## Problem requirements
Look through the material below for "AREMA". Copy every line that contains it.

--- Records for processing ---

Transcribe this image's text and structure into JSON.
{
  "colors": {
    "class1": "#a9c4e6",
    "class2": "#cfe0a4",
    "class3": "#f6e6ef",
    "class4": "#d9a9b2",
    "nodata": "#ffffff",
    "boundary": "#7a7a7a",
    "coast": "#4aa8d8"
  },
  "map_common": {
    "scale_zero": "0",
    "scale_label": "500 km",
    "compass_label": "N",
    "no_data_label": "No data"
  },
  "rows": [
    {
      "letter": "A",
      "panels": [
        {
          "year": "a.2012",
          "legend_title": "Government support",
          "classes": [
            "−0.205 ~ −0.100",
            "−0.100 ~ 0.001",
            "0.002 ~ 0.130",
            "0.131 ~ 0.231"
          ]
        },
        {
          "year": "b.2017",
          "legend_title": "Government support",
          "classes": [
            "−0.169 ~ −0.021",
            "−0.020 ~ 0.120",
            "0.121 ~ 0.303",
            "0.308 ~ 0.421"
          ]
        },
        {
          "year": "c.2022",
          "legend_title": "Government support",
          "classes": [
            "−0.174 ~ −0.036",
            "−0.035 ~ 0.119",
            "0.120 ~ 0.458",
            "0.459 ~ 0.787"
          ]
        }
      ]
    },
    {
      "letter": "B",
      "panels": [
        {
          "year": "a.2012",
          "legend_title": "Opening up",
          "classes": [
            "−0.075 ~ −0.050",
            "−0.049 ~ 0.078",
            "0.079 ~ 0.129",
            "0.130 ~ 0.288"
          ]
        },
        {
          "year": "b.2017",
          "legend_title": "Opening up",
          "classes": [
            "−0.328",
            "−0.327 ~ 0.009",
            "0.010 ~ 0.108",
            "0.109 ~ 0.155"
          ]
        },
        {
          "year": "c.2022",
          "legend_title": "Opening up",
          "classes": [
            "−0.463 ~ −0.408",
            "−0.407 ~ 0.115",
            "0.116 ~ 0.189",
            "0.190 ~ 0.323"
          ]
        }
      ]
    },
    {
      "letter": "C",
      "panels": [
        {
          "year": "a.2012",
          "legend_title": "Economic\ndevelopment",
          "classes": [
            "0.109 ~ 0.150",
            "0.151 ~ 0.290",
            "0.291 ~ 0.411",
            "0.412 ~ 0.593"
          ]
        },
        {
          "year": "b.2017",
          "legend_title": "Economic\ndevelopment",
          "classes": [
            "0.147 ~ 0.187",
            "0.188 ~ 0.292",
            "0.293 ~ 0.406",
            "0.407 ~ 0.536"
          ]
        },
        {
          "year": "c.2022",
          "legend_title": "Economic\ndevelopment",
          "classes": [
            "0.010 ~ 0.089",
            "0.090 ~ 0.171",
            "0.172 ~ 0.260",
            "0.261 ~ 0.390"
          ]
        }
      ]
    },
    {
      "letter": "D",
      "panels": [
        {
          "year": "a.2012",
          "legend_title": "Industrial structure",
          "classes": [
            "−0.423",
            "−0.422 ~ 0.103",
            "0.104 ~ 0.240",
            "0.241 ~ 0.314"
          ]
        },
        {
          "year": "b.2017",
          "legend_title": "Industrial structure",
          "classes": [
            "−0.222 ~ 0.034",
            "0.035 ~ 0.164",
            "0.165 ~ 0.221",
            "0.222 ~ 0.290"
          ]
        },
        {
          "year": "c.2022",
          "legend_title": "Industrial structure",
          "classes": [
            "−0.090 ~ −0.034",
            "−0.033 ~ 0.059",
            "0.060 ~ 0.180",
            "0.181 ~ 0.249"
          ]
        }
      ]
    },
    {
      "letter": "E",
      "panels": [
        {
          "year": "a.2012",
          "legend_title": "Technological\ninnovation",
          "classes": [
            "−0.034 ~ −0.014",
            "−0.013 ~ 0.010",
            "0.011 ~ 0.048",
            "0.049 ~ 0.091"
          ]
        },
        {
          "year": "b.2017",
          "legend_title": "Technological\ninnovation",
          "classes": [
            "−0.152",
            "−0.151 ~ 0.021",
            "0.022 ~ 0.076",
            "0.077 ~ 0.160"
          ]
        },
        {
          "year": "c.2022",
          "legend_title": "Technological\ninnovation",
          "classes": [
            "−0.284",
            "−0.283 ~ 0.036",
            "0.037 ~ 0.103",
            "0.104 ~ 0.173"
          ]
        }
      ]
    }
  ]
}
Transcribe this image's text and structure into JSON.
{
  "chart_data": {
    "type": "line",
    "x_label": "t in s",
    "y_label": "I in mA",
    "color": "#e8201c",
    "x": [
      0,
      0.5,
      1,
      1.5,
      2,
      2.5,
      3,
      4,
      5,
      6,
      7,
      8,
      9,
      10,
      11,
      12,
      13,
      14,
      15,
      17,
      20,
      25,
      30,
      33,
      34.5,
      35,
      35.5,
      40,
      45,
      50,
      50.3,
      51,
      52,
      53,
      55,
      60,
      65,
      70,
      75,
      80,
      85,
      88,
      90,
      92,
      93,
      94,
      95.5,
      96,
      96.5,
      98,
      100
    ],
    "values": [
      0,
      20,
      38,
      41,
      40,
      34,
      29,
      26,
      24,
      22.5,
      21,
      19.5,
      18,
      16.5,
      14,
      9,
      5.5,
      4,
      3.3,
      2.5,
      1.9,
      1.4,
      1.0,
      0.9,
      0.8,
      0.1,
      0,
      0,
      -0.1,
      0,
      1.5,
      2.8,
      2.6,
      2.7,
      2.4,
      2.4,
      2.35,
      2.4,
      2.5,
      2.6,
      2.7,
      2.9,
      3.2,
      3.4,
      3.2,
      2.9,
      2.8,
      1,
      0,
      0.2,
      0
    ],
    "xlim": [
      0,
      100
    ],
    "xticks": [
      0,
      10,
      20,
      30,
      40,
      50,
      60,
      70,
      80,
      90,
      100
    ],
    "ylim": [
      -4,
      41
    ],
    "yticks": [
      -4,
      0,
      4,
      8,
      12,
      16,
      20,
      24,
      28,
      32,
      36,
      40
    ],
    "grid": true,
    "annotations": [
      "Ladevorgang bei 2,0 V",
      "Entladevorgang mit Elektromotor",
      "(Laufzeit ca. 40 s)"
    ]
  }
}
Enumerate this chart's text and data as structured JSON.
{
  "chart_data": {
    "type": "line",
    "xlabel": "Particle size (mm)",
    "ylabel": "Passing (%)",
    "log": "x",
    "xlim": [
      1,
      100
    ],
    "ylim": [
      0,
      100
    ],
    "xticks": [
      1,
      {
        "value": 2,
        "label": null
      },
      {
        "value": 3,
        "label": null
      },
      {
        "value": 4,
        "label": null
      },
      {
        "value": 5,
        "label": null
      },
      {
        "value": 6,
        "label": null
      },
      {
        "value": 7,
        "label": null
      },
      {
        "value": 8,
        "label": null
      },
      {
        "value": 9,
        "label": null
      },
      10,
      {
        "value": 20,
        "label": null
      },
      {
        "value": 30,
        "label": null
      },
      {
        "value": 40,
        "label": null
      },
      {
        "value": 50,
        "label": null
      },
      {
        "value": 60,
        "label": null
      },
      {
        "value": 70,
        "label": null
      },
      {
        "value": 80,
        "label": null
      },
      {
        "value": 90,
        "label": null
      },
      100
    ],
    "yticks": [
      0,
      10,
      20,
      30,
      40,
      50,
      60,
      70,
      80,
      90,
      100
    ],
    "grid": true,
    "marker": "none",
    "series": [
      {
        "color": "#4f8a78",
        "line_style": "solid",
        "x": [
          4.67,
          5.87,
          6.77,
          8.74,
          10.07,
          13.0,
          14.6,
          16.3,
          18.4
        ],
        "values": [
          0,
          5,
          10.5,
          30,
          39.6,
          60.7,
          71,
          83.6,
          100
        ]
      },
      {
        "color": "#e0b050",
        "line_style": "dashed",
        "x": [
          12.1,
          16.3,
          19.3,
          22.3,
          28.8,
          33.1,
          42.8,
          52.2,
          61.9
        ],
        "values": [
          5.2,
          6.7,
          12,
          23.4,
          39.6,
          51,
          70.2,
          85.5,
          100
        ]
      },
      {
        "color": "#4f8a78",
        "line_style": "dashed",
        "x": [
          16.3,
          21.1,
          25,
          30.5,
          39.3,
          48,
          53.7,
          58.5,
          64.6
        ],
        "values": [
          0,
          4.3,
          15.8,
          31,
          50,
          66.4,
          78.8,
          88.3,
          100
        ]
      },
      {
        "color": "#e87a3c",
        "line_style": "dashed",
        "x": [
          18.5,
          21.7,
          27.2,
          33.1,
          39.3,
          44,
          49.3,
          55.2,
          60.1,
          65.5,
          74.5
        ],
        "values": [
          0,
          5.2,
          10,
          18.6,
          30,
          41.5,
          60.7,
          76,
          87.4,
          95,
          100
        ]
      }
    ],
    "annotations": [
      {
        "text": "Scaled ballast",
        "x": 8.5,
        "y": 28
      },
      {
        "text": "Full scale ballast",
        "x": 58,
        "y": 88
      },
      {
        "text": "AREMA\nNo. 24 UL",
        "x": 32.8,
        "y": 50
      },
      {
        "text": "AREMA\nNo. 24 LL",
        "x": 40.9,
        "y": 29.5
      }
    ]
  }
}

---

## Response to the task
        "text": "AREMA\nNo. 24 UL",
        "text": "AREMA\nNo. 24 LL",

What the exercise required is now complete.